● Reading text:

Although there are techniques to resolve questions about the circumstances, experts said untrained officers might think they were signs of a weak case and then prematurely dismiss a complaint.
Several counselors who have sat with victims while they spoke to the police said inappropriate questions were common: Why didn’t you scream or call for help during the attack? When was the last time you used drugs? Are you just trying to get revenge because he does not like you? Do you pick up guys often?
Susan Xenarios, director of the Crime Victims Treatment Center at St. Luke’s-Roosevelt Hospital Center, said, “If I walk into a precinct and if I am disregarded or criticized or told this isn’t a rape because I don’t have any memory, I’m never going to go to anyone.”
Debbie Nathan of Manhattan was not pleased with how the police initially classified her case.
Ms. Nathan, 59, recalled walking in Inwood Hill Park on a wet, chilly February afternoon when a man grabbed her from behind. He dragged her into a wooded area and said he wanted to have sex with her.
The man rubbed his pelvis against her, his arms still wrapped tightly around her torso, she said. Then he let out a groan and ran off.
She said she called 911 three times before the police arrived, about two hours after her first call. The officers seemed ill-equipped to handle a sex crime complaint; they showed little compassion or knowledge about what questions to ask, she said.
After several police supervisors showed up at her apartment to follow up, and stepped out repeatedly, apparently to call a detective from the Special Victims Division to consult, they told her that they had been instructed to classify the complaint as forcible touching, a misdemeanor.

● Records from a data source:
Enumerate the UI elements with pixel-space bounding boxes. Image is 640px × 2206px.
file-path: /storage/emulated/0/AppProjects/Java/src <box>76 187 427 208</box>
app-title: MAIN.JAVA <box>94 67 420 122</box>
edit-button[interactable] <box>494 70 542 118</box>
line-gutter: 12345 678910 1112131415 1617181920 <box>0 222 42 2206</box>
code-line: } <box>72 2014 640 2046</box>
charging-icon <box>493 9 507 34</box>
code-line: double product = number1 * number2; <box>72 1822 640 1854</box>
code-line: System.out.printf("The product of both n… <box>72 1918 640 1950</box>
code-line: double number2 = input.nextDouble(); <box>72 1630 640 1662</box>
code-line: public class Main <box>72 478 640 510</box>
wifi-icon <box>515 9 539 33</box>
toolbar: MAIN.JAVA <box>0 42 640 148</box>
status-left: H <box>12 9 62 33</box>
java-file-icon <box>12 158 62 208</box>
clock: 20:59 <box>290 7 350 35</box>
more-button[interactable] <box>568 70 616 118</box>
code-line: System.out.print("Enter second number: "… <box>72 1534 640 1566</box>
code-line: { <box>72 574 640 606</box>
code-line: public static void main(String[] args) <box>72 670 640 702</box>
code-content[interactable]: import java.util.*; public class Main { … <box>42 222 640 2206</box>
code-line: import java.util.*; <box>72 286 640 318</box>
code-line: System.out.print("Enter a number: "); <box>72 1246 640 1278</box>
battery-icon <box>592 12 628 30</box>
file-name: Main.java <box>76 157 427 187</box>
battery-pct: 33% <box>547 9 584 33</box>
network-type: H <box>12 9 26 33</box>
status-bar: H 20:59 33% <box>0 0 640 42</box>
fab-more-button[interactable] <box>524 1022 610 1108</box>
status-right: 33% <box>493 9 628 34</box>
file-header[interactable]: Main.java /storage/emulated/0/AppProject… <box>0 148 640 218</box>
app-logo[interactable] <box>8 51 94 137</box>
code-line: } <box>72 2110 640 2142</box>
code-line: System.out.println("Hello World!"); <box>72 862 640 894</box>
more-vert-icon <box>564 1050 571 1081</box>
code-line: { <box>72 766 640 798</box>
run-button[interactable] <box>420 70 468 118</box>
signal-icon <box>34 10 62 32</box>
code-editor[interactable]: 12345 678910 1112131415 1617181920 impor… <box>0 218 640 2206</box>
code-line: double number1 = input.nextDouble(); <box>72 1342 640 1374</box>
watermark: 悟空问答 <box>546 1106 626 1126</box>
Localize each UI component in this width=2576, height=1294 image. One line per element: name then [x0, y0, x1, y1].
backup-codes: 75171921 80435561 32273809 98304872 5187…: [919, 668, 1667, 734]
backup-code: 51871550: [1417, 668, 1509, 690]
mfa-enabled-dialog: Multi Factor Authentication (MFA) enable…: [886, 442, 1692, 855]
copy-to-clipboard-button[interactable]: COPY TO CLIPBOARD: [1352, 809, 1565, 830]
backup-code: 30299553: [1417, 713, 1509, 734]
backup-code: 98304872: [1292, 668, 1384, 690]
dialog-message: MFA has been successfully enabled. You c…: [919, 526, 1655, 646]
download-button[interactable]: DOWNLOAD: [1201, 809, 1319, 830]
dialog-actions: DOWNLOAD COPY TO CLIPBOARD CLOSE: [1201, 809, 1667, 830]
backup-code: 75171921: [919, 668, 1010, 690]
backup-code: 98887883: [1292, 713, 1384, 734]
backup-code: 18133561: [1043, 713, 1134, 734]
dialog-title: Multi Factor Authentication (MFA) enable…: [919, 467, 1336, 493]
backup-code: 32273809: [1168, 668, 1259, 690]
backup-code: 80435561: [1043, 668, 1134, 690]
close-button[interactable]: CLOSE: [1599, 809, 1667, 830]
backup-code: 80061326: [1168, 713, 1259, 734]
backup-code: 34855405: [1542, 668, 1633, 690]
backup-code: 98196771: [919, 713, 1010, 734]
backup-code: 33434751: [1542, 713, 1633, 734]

● Apply what you read:
(a) In the article about police handling of sex crime complaints, how long after her first 911 call did the police arrive for Ms. Nathan?
(b) Write the next part of the article about police handling of sex crime complaints, continuing after its final sentence.

● Results for each task:
(a) About two hours after her first call.

(b)
Then Ms. Nathan, a freelance journalist whose work has appeared in The New York Times, went on the offensive. The day after she was attacked, she posted a message about it and the police response on a community blog, she said. Adriano Espaillat, the state assemblyman for the area, said that after he heard Ms. Nathan’s story, he had members of his staff call the police because “it seemed to me obvious that this should have been classified as a higher crime.”
The police eventually upgraded the attack from forcible touching, which has a maximum sentence of a year in jail, to first-degree attempted rape, a felony punishable by up to 15 years in prison.
Later Ms. Nathan got a copy of the original police report and saw that it had omitted crucial details that would make it easier to prosecute her attacker if he were caught.
“I just hit the ceiling,” she said.
She said that the detective assigned to her case and Lisa Friel, the sex crimes chief in the Manhattan district attorney’s office, both told her that the attack should initially have been classified as an attempted rape. Ms. Nathan said Ms. Friel also told her that she was not surprised by the lower classification — that the same thing was happening to many other women.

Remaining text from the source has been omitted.